## Instructions for the task
Repeat, word for word, the data from its first line through the line holding "1156, 1497, 1229]", with both ends included.

┌──

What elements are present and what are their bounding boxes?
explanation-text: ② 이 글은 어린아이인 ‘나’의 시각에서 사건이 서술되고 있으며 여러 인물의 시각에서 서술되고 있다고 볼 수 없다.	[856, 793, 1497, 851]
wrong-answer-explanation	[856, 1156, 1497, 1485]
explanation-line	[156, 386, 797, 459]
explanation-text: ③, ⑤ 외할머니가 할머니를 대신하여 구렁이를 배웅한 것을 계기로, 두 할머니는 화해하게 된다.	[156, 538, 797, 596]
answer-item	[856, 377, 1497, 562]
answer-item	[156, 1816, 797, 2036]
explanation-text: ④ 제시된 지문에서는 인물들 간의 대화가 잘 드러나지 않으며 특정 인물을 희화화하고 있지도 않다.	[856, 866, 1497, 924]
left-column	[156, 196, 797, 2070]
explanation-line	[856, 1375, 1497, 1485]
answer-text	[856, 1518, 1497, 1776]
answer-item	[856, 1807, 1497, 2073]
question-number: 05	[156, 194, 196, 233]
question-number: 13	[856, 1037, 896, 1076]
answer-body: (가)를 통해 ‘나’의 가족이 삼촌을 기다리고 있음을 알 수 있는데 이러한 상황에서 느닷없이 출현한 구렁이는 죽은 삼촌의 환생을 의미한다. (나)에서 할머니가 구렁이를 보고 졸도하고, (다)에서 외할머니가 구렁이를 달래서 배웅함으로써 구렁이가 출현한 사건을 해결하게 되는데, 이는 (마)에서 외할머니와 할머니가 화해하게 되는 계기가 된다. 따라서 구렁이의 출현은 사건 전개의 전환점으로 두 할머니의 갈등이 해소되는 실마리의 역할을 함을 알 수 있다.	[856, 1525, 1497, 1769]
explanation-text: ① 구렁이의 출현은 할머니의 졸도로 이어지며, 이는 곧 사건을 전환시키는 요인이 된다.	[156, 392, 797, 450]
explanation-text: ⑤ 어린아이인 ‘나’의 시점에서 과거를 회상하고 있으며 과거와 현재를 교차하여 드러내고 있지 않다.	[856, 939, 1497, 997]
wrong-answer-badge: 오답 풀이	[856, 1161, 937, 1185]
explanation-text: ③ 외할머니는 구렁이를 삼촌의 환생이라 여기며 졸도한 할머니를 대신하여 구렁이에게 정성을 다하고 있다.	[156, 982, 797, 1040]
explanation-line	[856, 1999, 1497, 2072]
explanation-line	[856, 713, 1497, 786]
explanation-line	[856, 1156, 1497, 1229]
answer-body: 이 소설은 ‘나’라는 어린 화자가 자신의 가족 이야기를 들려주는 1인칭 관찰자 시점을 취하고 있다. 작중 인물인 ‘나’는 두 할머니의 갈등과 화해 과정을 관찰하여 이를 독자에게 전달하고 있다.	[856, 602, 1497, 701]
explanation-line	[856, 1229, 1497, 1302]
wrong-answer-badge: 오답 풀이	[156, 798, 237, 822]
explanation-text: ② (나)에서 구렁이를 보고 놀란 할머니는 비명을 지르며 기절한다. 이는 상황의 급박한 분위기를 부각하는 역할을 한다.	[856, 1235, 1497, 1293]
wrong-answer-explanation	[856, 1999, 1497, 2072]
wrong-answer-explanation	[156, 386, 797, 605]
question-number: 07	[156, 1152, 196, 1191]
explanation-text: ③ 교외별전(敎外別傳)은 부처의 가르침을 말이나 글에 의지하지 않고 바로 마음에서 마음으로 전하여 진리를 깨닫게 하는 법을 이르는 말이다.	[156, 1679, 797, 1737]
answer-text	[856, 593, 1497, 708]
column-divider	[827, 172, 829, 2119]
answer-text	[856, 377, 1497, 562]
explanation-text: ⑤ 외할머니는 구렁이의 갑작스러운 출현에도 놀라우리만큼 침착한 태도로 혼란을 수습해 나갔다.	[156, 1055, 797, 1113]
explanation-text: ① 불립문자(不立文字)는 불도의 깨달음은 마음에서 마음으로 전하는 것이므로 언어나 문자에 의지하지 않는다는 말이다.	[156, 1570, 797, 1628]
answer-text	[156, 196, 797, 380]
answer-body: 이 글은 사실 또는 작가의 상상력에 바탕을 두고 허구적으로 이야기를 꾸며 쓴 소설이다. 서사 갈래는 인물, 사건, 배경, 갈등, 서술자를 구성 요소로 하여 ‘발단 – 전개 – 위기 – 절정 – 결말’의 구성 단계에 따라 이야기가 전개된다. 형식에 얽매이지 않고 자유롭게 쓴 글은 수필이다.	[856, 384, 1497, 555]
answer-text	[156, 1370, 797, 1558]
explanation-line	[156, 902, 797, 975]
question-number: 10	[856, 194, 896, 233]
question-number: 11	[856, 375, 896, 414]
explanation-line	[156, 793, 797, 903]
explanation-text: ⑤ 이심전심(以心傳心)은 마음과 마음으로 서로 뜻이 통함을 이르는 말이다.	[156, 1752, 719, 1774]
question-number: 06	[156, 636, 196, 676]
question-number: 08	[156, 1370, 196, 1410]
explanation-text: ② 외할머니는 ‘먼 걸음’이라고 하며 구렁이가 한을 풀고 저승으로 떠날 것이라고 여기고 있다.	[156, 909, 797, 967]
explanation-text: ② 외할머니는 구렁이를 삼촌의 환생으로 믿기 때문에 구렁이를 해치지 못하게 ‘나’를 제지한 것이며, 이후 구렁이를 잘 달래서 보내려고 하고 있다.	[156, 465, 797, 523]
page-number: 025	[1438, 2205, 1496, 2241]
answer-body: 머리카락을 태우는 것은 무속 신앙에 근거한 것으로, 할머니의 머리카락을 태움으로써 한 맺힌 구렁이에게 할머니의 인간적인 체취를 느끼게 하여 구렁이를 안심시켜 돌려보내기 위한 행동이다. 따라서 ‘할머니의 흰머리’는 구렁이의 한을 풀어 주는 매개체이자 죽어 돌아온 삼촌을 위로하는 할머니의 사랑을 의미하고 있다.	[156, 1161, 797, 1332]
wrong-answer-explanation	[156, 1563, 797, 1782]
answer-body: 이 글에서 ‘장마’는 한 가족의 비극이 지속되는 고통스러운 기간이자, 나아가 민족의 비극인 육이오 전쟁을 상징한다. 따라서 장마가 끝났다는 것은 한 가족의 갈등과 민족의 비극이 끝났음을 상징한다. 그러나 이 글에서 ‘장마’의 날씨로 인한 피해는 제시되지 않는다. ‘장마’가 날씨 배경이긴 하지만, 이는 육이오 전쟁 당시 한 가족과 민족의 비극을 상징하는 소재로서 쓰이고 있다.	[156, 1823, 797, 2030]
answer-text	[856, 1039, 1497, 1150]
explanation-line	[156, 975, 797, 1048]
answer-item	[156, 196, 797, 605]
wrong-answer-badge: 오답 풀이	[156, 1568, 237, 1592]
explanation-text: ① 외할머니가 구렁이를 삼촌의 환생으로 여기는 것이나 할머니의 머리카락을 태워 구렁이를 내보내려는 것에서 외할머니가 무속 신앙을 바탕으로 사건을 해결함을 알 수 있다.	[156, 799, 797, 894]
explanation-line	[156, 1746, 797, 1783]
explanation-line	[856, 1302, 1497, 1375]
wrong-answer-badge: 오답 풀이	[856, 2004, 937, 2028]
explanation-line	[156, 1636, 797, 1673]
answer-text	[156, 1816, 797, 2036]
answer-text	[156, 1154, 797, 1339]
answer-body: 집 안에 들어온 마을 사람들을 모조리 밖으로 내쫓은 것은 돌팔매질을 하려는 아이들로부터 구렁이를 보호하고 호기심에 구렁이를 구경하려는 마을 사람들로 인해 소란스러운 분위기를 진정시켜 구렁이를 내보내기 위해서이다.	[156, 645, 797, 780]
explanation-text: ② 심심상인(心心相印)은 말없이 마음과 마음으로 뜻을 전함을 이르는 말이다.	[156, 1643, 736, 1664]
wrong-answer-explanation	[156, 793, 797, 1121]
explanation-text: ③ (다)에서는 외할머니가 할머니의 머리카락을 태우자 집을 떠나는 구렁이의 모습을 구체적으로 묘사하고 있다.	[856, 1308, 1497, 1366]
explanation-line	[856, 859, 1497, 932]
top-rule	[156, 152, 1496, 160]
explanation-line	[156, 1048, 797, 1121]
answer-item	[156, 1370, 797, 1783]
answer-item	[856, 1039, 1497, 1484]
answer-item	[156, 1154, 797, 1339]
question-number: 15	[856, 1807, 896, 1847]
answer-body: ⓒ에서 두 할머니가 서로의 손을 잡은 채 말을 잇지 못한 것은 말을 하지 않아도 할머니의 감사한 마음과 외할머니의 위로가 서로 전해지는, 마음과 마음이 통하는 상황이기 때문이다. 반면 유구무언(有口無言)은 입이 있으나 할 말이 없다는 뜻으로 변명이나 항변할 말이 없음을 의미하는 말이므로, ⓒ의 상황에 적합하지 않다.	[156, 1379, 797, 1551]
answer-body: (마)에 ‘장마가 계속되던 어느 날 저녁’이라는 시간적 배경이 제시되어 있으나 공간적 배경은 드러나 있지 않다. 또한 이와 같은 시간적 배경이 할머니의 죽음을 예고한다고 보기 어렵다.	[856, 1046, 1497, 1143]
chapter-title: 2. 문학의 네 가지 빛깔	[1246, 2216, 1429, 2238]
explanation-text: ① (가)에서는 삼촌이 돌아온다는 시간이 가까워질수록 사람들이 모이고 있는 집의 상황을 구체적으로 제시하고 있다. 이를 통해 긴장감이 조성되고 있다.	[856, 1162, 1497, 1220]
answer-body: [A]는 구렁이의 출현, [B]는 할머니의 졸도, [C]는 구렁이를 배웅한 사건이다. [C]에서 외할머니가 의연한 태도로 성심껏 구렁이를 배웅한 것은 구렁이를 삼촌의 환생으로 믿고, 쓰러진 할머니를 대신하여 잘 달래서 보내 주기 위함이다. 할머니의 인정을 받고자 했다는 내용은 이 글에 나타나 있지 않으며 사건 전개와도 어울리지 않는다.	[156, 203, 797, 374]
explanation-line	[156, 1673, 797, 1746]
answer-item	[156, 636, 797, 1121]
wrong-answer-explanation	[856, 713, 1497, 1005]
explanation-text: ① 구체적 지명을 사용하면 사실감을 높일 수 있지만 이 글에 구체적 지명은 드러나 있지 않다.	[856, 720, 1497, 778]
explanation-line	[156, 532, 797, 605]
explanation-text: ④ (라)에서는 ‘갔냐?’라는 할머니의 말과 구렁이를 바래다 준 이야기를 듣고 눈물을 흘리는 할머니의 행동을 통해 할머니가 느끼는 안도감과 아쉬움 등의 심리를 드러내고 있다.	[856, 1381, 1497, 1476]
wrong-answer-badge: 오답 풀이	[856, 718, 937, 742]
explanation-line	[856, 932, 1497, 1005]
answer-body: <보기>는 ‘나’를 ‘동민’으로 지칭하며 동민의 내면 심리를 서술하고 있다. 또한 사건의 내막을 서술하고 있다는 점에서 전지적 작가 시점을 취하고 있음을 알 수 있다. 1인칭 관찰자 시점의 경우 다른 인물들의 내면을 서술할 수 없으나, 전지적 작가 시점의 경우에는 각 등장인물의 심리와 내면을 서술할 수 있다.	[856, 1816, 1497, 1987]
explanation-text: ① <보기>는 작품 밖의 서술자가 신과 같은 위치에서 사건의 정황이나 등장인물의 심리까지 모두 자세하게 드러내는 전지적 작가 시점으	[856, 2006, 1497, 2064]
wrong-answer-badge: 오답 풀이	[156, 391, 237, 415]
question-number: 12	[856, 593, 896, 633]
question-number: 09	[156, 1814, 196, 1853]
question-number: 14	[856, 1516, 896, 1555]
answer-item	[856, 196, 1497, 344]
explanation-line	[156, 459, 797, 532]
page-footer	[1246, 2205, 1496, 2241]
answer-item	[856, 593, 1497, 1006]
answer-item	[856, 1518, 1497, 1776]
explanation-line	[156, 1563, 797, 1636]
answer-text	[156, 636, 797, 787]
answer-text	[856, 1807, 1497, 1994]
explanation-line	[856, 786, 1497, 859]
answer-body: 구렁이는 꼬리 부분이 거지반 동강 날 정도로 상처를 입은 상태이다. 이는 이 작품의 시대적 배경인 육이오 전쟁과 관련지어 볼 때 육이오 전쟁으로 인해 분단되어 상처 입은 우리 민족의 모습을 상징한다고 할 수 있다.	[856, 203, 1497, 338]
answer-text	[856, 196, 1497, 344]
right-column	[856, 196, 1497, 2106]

└──

## Answer to this task
What elements are present and what are their bounding boxes?
explanation-text: ② 이 글은 어린아이인 ‘나’의 시각에서 사건이 서술되고 있으며 여러 인물의 시각에서 서술되고 있다고 볼 수 없다.	[856, 793, 1497, 851]
wrong-answer-explanation	[856, 1156, 1497, 1485]
explanation-line	[156, 386, 797, 459]
explanation-text: ③, ⑤ 외할머니가 할머니를 대신하여 구렁이를 배웅한 것을 계기로, 두 할머니는 화해하게 된다.	[156, 538, 797, 596]
answer-item	[856, 377, 1497, 562]
answer-item	[156, 1816, 797, 2036]
explanation-text: ④ 제시된 지문에서는 인물들 간의 대화가 잘 드러나지 않으며 특정 인물을 희화화하고 있지도 않다.	[856, 866, 1497, 924]
left-column	[156, 196, 797, 2070]
explanation-line	[856, 1375, 1497, 1485]
answer-text	[856, 1518, 1497, 1776]
answer-item	[856, 1807, 1497, 2073]
question-number: 05	[156, 194, 196, 233]
question-number: 13	[856, 1037, 896, 1076]
answer-body: (가)를 통해 ‘나’의 가족이 삼촌을 기다리고 있음을 알 수 있는데 이러한 상황에서 느닷없이 출현한 구렁이는 죽은 삼촌의 환생을 의미한다. (나)에서 할머니가 구렁이를 보고 졸도하고, (다)에서 외할머니가 구렁이를 달래서 배웅함으로써 구렁이가 출현한 사건을 해결하게 되는데, 이는 (마)에서 외할머니와 할머니가 화해하게 되는 계기가 된다. 따라서 구렁이의 출현은 사건 전개의 전환점으로 두 할머니의 갈등이 해소되는 실마리의 역할을 함을 알 수 있다.	[856, 1525, 1497, 1769]
explanation-text: ① 구렁이의 출현은 할머니의 졸도로 이어지며, 이는 곧 사건을 전환시키는 요인이 된다.	[156, 392, 797, 450]
explanation-text: ⑤ 어린아이인 ‘나’의 시점에서 과거를 회상하고 있으며 과거와 현재를 교차하여 드러내고 있지 않다.	[856, 939, 1497, 997]
wrong-answer-badge: 오답 풀이	[856, 1161, 937, 1185]
explanation-text: ③ 외할머니는 구렁이를 삼촌의 환생이라 여기며 졸도한 할머니를 대신하여 구렁이에게 정성을 다하고 있다.	[156, 982, 797, 1040]
explanation-line	[856, 1999, 1497, 2072]
explanation-line	[856, 713, 1497, 786]
explanation-line	[856, 1156, 1497, 1229]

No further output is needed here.